- **Task instructions**
Please pull out every line that includes the string "chciałbym".

- **Recorded data**
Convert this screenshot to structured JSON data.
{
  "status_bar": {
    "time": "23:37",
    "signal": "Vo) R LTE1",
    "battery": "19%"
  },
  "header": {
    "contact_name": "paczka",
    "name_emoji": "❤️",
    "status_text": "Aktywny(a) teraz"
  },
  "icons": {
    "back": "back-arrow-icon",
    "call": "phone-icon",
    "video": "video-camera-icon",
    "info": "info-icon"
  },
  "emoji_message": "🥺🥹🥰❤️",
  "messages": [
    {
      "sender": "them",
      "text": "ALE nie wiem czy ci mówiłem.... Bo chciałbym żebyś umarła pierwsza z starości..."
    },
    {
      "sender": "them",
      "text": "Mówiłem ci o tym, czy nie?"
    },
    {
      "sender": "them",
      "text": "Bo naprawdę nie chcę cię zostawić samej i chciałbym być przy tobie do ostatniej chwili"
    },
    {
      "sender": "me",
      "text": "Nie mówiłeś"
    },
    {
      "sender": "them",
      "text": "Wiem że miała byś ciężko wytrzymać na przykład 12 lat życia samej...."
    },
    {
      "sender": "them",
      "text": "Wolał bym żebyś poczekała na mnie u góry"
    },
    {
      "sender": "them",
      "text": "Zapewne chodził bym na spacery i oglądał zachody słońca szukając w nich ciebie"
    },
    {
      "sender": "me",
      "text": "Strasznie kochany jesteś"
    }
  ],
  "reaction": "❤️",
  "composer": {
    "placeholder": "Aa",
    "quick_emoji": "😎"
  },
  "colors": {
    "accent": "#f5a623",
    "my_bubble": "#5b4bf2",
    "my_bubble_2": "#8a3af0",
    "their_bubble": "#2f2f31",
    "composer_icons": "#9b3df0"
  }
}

==

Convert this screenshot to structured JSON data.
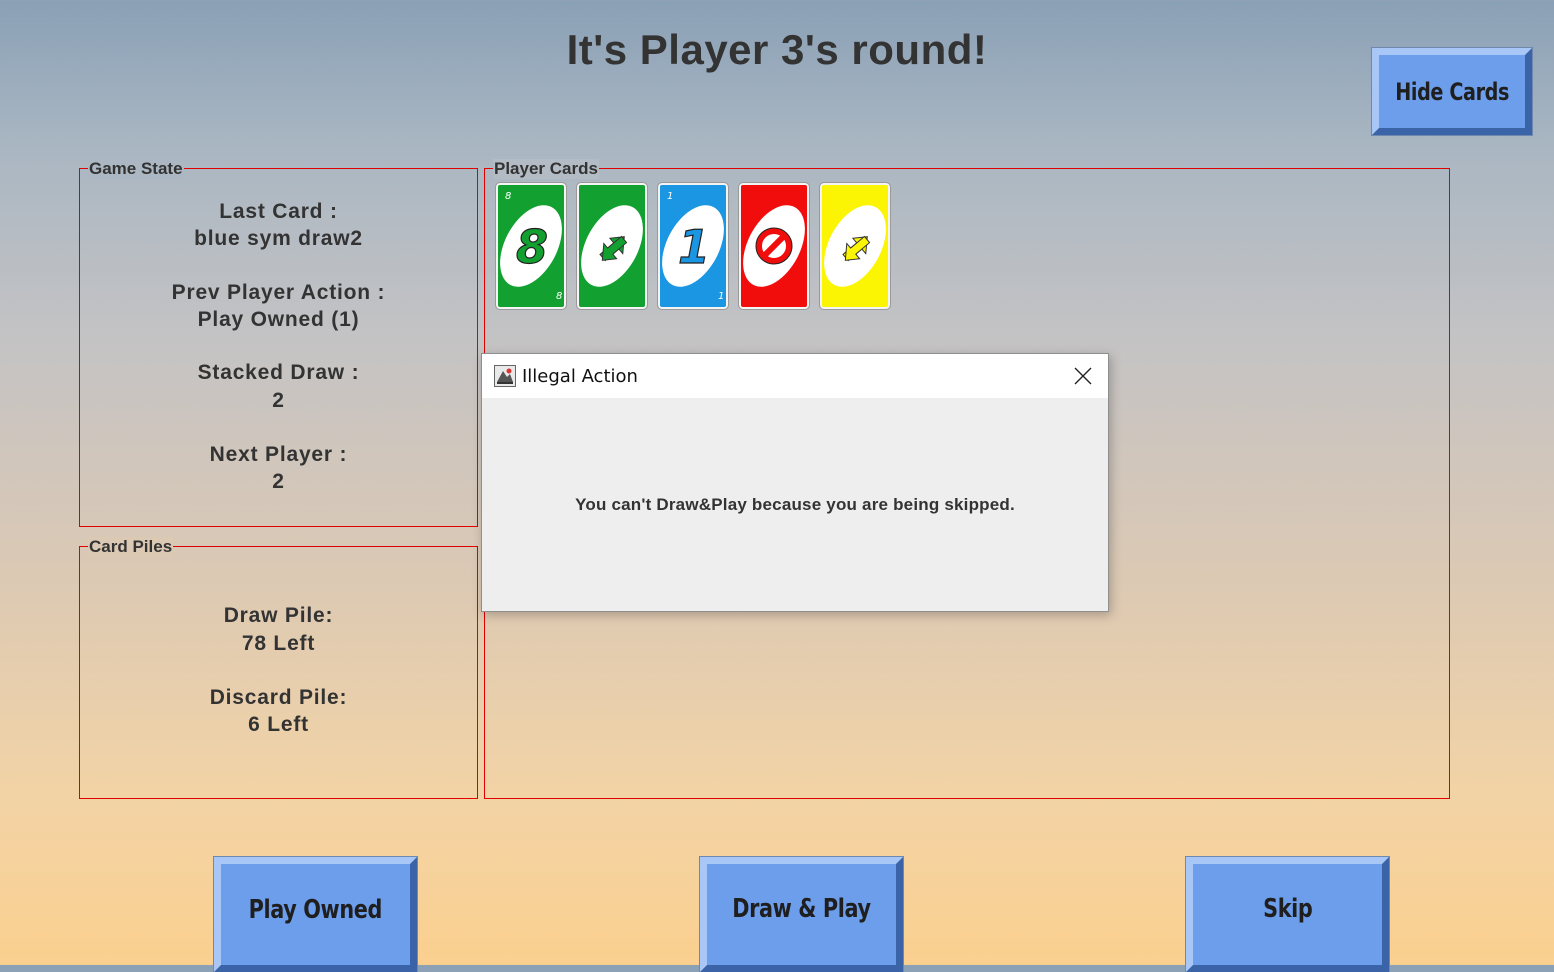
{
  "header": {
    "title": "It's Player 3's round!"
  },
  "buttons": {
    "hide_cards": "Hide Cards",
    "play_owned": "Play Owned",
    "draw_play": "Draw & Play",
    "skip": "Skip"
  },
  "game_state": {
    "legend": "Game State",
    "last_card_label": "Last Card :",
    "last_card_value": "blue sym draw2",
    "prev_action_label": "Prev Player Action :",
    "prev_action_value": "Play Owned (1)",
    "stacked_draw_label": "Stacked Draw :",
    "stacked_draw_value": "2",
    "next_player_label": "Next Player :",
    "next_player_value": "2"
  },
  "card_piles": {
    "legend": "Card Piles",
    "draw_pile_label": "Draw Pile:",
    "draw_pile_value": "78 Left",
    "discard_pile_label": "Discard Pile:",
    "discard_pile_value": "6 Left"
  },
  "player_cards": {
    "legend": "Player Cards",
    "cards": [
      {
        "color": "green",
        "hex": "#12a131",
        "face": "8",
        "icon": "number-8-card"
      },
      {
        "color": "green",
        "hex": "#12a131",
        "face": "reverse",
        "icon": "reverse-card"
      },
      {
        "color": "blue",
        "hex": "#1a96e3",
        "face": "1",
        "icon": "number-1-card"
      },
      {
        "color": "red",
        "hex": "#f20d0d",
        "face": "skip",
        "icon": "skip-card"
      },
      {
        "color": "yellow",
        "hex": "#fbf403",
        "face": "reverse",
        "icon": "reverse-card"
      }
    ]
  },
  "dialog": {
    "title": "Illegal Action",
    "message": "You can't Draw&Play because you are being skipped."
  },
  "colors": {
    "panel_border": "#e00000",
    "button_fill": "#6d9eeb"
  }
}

- **Full solution**
      "text": "ALE nie wiem czy ci mówiłem.... Bo chciałbym żebyś umarła pierwsza z starości..."
      "text": "Bo naprawdę nie chcę cię zostawić samej i chciałbym być przy tobie do ostatniej chwili"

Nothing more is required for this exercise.